Data entries:
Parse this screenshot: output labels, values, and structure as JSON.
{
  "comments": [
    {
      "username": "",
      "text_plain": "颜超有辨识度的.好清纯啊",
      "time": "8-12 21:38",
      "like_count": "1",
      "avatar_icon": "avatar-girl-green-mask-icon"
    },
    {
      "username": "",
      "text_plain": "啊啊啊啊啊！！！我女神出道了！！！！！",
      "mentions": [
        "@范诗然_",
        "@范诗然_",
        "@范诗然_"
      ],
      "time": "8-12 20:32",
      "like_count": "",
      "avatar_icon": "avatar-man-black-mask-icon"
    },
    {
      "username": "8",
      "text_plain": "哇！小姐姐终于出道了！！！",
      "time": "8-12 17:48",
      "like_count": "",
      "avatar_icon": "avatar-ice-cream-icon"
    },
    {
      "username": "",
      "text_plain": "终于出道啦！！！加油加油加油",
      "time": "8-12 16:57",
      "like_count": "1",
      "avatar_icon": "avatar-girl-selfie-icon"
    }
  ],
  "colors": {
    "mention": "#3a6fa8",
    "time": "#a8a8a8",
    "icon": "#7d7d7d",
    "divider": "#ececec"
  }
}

Objective:
Each record above should be repeated exactly as it appears.

Task answer:
Parse this screenshot: output labels, values, and structure as JSON.
{
  "comments": [
    {
      "username": "",
      "text_plain": "颜超有辨识度的.好清纯啊",
      "time": "8-12 21:38",
      "like_count": "1",
      "avatar_icon": "avatar-girl-green-mask-icon"
    },
    {
      "username": "",
      "text_plain": "啊啊啊啊啊！！！我女神出道了！！！！！",
      "mentions": [
        "@范诗然_",
        "@范诗然_",
        "@范诗然_"
      ],
      "time": "8-12 20:32",
      "like_count": "",
      "avatar_icon": "avatar-man-black-mask-icon"
    },
    {
      "username": "8",
      "text_plain": "哇！小姐姐终于出道了！！！",
      "time": "8-12 17:48",
      "like_count": "",
      "avatar_icon": "avatar-ice-cream-icon"
    },
    {
      "username": "",
      "text_plain": "终于出道啦！！！加油加油加油",
      "time": "8-12 16:57",
      "like_count": "1",
      "avatar_icon": "avatar-girl-selfie-icon"
    }
  ],
  "colors": {
    "mention": "#3a6fa8",
    "time": "#a8a8a8",
    "icon": "#7d7d7d",
    "divider": "#ececec"
  }
}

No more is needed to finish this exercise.